The problem » Sift the listing for lines that hold the string "JSON" and pull them out.

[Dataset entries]
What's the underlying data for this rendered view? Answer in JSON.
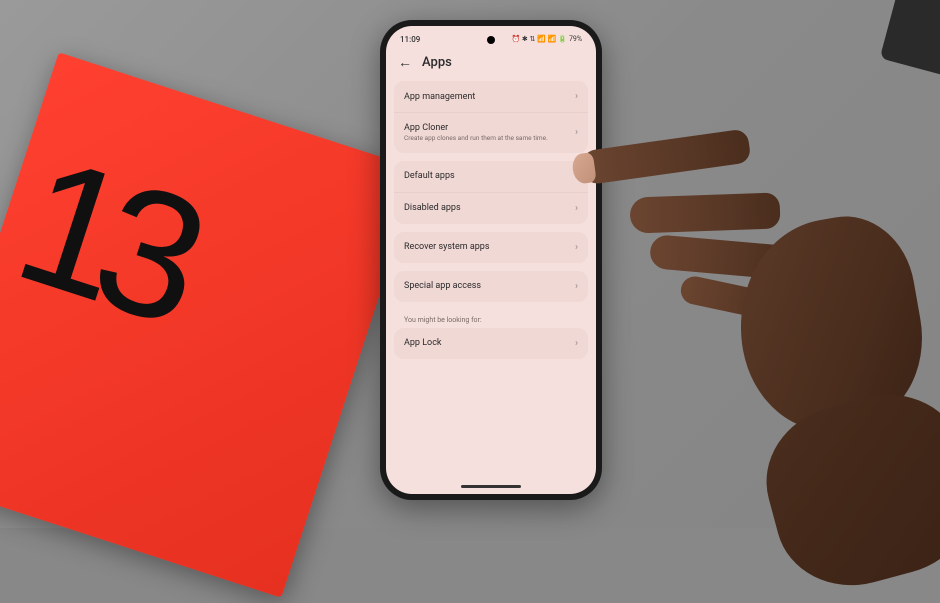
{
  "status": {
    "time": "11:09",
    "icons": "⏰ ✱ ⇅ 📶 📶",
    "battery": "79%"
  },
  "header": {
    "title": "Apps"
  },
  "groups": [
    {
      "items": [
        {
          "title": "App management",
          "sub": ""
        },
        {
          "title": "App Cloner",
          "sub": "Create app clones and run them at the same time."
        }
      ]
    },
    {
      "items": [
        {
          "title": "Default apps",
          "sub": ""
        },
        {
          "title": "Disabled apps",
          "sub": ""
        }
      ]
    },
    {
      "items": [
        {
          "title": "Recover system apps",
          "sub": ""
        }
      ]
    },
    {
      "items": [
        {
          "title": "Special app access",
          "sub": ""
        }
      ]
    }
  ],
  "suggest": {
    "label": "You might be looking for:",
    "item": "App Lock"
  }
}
==
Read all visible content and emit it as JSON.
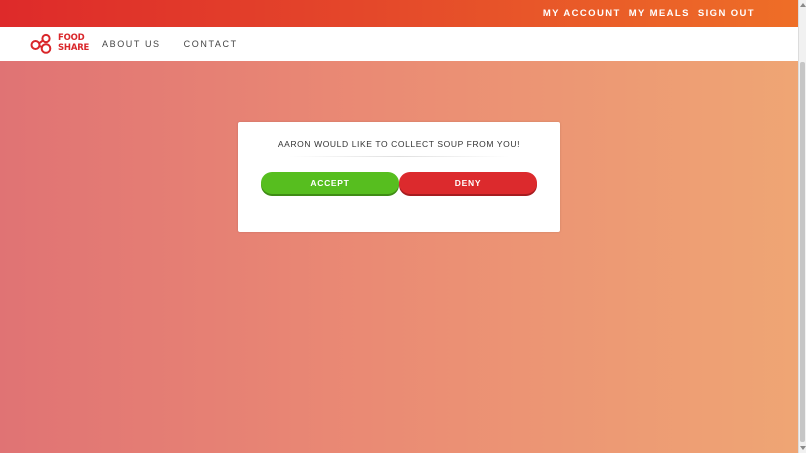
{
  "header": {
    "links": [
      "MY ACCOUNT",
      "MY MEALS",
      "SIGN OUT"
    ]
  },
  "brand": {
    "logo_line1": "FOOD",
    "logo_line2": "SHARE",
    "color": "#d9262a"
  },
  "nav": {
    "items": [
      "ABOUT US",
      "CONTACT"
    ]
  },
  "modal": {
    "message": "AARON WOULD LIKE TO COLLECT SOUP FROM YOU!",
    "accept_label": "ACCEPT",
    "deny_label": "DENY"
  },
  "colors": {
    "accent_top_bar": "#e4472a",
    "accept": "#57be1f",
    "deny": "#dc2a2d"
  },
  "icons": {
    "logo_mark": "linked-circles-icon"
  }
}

Task result »
What's the underlying data for this rendered view? Answer in JSON.
Read all visible content and emit it as JSON.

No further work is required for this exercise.